DESCRIPTION OF THE TASK -
Tally the lines of the data that include the word "population" and state the total, nothing else.

MATERIAL FOR THIS EXERCISE -
START

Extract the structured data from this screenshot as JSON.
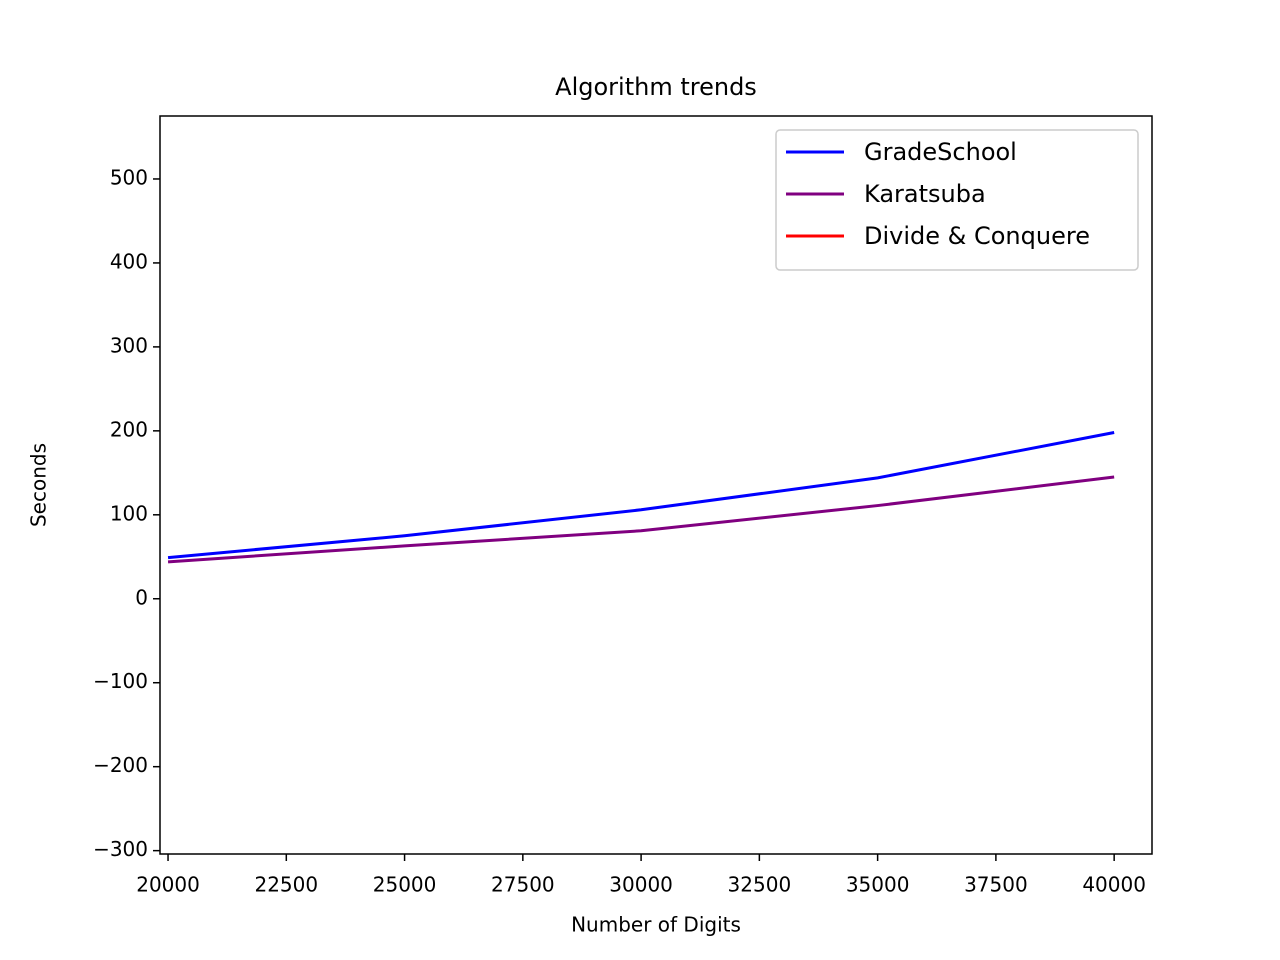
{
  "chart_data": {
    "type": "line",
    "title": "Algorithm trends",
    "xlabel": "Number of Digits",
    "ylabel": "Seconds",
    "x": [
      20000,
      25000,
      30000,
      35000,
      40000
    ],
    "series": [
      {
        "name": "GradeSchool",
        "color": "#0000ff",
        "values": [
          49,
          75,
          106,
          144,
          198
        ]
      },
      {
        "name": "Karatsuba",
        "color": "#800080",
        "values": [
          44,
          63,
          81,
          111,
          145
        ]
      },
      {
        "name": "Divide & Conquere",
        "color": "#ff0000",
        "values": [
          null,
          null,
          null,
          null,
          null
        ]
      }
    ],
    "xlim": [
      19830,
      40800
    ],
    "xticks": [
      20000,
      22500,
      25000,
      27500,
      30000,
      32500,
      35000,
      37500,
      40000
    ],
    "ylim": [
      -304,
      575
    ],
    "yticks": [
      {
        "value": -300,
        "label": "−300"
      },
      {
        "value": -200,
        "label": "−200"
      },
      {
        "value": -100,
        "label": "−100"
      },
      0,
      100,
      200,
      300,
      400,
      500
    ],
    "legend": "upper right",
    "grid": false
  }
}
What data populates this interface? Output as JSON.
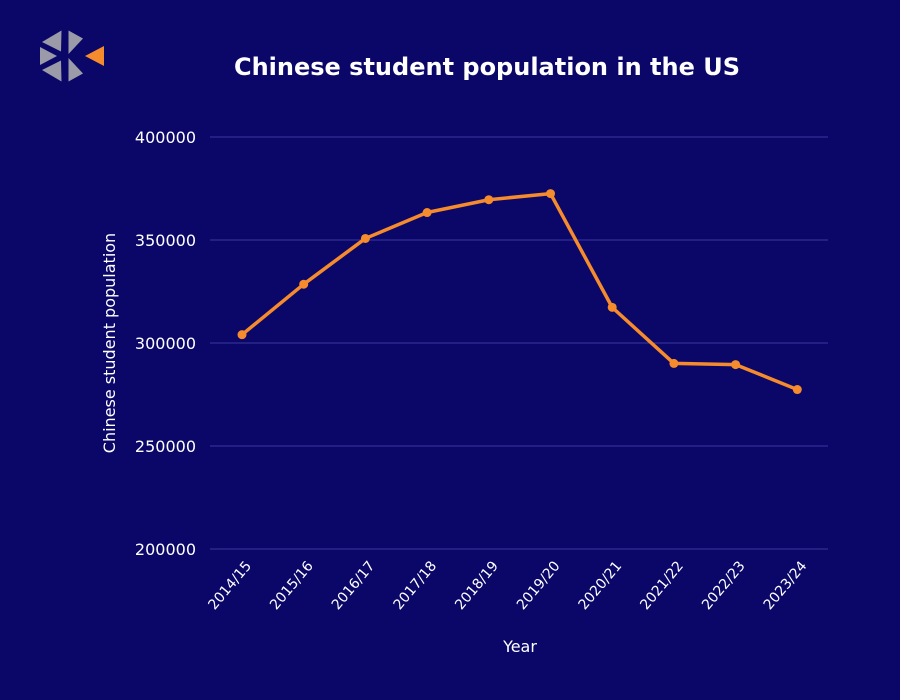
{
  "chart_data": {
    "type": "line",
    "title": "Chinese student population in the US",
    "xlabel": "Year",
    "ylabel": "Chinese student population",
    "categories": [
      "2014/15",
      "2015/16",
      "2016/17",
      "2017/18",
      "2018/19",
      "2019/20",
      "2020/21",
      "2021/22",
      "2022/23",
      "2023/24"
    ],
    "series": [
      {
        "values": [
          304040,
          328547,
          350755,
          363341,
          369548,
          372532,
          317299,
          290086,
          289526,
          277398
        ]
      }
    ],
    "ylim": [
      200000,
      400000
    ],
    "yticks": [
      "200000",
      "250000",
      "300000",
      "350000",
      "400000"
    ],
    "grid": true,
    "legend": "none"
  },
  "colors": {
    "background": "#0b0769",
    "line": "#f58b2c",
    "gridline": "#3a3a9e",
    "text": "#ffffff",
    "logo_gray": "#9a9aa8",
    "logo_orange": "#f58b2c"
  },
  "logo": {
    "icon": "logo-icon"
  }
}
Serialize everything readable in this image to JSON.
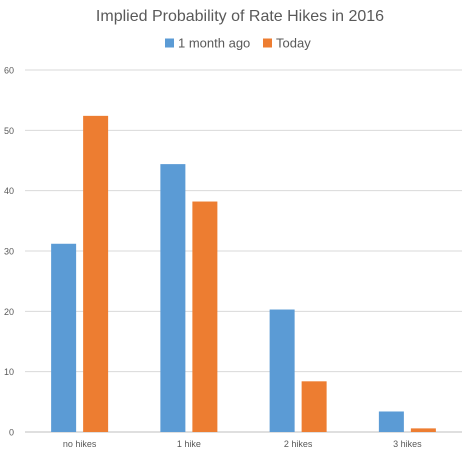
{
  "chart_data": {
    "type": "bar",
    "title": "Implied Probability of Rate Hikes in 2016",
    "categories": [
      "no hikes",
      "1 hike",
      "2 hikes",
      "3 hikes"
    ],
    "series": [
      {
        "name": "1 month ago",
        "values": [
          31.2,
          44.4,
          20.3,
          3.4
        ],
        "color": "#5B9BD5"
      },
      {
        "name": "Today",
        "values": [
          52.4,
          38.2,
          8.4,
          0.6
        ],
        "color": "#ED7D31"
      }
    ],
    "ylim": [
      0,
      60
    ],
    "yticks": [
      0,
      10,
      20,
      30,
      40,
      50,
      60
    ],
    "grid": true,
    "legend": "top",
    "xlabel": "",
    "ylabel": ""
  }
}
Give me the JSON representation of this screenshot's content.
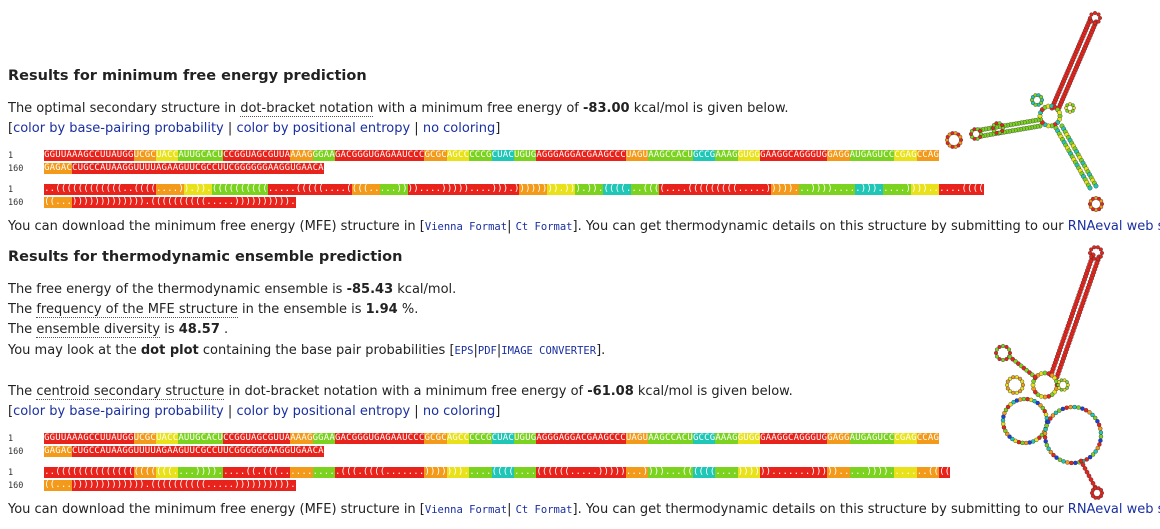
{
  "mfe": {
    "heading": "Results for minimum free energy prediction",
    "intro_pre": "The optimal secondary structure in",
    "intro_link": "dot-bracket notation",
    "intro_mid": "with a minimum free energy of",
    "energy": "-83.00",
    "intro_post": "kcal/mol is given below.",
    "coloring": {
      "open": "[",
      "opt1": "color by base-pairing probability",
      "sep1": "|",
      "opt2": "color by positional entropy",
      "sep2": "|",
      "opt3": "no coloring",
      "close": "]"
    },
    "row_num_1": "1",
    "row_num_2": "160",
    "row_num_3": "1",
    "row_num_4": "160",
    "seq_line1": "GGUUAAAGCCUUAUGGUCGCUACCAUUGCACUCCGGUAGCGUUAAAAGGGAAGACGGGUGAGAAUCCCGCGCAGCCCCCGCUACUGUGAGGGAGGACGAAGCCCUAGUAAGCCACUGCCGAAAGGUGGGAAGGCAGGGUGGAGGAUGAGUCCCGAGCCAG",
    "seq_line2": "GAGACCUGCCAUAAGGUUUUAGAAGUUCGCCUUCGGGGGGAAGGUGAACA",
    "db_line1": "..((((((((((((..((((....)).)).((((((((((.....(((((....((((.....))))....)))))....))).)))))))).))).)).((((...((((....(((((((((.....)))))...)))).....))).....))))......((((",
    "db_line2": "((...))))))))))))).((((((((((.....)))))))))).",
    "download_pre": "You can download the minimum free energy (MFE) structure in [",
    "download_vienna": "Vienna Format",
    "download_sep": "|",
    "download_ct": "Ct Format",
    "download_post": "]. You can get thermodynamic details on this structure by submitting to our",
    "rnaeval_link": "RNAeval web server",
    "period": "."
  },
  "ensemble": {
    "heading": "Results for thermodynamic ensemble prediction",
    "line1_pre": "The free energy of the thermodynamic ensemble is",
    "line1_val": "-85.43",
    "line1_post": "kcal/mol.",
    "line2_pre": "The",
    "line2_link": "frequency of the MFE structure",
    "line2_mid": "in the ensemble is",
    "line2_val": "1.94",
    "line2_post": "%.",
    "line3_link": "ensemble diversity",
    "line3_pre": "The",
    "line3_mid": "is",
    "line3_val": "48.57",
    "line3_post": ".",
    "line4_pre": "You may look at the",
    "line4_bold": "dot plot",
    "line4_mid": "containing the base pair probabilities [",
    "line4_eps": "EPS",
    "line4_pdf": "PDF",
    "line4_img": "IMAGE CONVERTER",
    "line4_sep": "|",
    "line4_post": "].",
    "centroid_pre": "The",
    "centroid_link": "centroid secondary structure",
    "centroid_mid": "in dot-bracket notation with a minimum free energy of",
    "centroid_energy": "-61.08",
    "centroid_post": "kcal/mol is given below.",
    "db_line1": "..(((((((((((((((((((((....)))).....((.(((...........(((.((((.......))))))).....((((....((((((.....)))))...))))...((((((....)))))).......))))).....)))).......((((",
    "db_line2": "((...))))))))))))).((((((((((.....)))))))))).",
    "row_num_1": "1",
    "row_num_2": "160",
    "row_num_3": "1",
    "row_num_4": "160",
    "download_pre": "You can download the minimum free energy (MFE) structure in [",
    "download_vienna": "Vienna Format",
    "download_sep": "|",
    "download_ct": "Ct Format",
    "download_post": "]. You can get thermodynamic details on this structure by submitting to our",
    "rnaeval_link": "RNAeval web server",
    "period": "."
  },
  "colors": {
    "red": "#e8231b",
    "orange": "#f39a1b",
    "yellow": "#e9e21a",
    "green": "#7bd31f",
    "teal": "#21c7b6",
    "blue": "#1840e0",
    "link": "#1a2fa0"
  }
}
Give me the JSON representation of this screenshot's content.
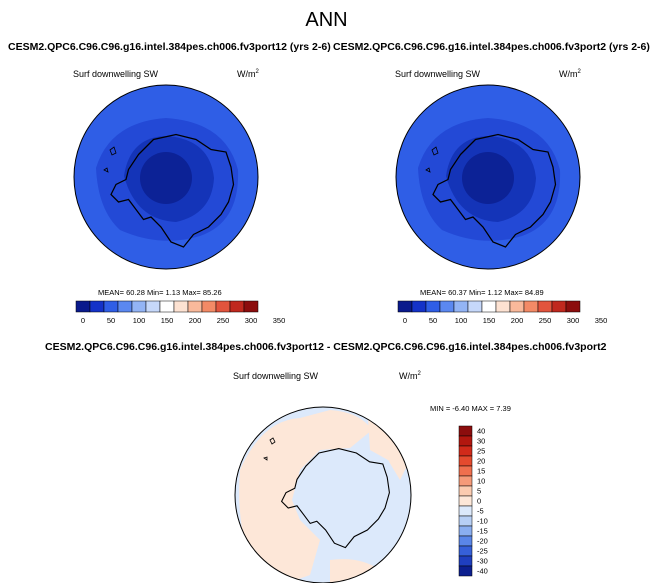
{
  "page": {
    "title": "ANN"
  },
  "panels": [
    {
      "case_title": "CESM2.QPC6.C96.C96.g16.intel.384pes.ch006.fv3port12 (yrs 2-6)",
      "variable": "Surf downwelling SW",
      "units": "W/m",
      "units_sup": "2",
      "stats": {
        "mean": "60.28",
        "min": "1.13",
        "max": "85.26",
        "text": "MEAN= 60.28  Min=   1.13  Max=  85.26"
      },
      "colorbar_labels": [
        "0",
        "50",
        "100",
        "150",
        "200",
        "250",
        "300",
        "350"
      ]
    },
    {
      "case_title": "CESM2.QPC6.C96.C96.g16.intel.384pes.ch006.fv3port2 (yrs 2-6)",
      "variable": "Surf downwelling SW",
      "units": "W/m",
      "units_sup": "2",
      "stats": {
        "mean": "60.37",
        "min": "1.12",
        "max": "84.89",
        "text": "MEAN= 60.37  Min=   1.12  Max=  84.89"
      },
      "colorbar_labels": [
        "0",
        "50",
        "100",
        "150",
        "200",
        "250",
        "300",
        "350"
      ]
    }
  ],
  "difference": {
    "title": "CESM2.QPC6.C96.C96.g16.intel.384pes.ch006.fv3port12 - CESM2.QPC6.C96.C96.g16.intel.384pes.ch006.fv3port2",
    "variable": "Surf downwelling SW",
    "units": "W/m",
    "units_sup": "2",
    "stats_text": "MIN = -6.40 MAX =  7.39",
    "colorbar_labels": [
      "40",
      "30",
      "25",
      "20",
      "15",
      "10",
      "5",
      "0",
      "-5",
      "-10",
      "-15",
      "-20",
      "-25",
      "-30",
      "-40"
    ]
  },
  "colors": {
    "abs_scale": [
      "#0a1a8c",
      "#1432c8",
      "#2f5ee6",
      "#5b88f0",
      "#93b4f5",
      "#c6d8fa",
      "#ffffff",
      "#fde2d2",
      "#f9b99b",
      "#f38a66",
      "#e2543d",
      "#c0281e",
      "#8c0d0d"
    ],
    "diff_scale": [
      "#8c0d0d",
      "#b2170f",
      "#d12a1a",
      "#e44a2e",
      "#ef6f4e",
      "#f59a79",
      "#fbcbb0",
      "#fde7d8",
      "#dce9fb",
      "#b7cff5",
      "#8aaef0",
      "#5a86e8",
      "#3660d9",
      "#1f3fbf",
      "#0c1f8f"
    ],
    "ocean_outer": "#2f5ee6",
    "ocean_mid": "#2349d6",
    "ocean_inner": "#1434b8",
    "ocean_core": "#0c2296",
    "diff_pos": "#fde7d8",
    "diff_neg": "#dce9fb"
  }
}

END

ANSWER FOR THE TASK -
2